(STATED EXERCISE) Extract each line of the data below exactly as written.

(RECORDS)
-- Begin --
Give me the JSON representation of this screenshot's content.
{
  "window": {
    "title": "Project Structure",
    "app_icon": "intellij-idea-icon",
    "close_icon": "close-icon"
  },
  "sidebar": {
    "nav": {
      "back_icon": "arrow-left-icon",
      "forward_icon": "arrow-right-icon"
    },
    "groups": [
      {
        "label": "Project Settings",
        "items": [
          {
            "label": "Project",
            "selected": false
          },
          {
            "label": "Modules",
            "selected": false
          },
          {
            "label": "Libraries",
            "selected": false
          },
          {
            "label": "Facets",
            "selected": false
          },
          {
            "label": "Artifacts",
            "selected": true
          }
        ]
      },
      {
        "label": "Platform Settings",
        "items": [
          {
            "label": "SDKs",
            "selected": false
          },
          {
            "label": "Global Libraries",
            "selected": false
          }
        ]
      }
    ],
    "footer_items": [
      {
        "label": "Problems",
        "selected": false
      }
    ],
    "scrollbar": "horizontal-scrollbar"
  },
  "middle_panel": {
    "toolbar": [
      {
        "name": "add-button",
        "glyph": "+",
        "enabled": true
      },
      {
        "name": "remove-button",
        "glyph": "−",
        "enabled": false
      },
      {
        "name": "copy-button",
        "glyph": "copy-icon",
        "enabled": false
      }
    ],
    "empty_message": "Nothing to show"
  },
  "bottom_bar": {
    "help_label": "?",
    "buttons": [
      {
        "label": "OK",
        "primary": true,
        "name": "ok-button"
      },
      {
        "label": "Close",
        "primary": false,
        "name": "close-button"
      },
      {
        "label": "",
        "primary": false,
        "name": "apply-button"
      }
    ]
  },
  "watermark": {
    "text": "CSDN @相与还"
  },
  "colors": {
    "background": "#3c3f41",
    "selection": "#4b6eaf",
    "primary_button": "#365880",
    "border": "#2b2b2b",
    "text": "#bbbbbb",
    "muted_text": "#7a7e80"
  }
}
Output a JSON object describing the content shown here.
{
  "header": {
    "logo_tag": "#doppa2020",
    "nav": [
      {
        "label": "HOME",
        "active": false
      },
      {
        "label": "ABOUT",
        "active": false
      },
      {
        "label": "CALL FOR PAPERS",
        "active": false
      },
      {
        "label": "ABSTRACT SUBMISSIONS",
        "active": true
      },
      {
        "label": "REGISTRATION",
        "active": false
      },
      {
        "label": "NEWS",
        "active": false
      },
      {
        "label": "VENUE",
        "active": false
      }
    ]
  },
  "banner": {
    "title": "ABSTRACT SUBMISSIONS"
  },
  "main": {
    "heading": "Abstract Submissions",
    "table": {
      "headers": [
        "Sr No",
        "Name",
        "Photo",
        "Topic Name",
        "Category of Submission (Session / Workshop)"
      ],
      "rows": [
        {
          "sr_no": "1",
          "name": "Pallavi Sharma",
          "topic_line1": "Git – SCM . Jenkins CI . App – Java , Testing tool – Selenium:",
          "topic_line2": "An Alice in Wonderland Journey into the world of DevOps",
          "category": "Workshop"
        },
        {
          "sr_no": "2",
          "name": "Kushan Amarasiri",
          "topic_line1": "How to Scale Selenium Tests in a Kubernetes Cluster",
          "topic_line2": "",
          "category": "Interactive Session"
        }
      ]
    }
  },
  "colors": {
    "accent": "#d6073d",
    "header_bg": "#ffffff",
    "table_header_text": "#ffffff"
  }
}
-- End --
(SOLUTION FOR THIS PROBLEM)
Give me the JSON representation of this screenshot's content.
{
  "window": {
    "title": "Project Structure",
    "app_icon": "intellij-idea-icon",
    "close_icon": "close-icon"
  },
  "sidebar": {
    "nav": {
      "back_icon": "arrow-left-icon",
      "forward_icon": "arrow-right-icon"
    },
    "groups": [
      {
        "label": "Project Settings",
        "items": [
          {
            "label": "Project",
            "selected": false
          },
          {
            "label": "Modules",
            "selected": false
          },
          {
            "label": "Libraries",
            "selected": false
          },
          {
            "label": "Facets",
            "selected": false
          },
          {
            "label": "Artifacts",
            "selected": true
          }
        ]
      },
      {
        "label": "Platform Settings",
        "items": [
          {
            "label": "SDKs",
            "selected": false
          },
          {
            "label": "Global Libraries",
            "selected": false
          }
        ]
      }
    ],
    "footer_items": [
      {
        "label": "Problems",
        "selected": false
      }
    ],
    "scrollbar": "horizontal-scrollbar"
  },
  "middle_panel": {
    "toolbar": [
      {
        "name": "add-button",
        "glyph": "+",
        "enabled": true
      },
      {
        "name": "remove-button",
        "glyph": "−",
        "enabled": false
      },
      {
        "name": "copy-button",
        "glyph": "copy-icon",
        "enabled": false
      }
    ],
    "empty_message": "Nothing to show"
  },
  "bottom_bar": {
    "help_label": "?",
    "buttons": [
      {
        "label": "OK",
        "primary": true,
        "name": "ok-button"
      },
      {
        "label": "Close",
        "primary": false,
        "name": "close-button"
      },
      {
        "label": "",
        "primary": false,
        "name": "apply-button"
      }
    ]
  },
  "watermark": {
    "text": "CSDN @相与还"
  },
  "colors": {
    "background": "#3c3f41",
    "selection": "#4b6eaf",
    "primary_button": "#365880",
    "border": "#2b2b2b",
    "text": "#bbbbbb",
    "muted_text": "#7a7e80"
  }
}
Output a JSON object describing the content shown here.
{
  "header": {
    "logo_tag": "#doppa2020",
    "nav": [
      {
        "label": "HOME",
        "active": false
      },
      {
        "label": "ABOUT",
        "active": false
      },
      {
        "label": "CALL FOR PAPERS",
        "active": false
      },
      {
        "label": "ABSTRACT SUBMISSIONS",
        "active": true
      },
      {
        "label": "REGISTRATION",
        "active": false
      },
      {
        "label": "NEWS",
        "active": false
      },
      {
        "label": "VENUE",
        "active": false
      }
    ]
  },
  "banner": {
    "title": "ABSTRACT SUBMISSIONS"
  },
  "main": {
    "heading": "Abstract Submissions",
    "table": {
      "headers": [
        "Sr No",
        "Name",
        "Photo",
        "Topic Name",
        "Category of Submission (Session / Workshop)"
      ],
      "rows": [
        {
          "sr_no": "1",
          "name": "Pallavi Sharma",
          "topic_line1": "Git – SCM . Jenkins CI . App – Java , Testing tool – Selenium:",
          "topic_line2": "An Alice in Wonderland Journey into the world of DevOps",
          "category": "Workshop"
        },
        {
          "sr_no": "2",
          "name": "Kushan Amarasiri",
          "topic_line1": "How to Scale Selenium Tests in a Kubernetes Cluster",
          "topic_line2": "",
          "category": "Interactive Session"
        }
      ]
    }
  },
  "colors": {
    "accent": "#d6073d",
    "header_bg": "#ffffff",
    "table_header_text": "#ffffff"
  }
}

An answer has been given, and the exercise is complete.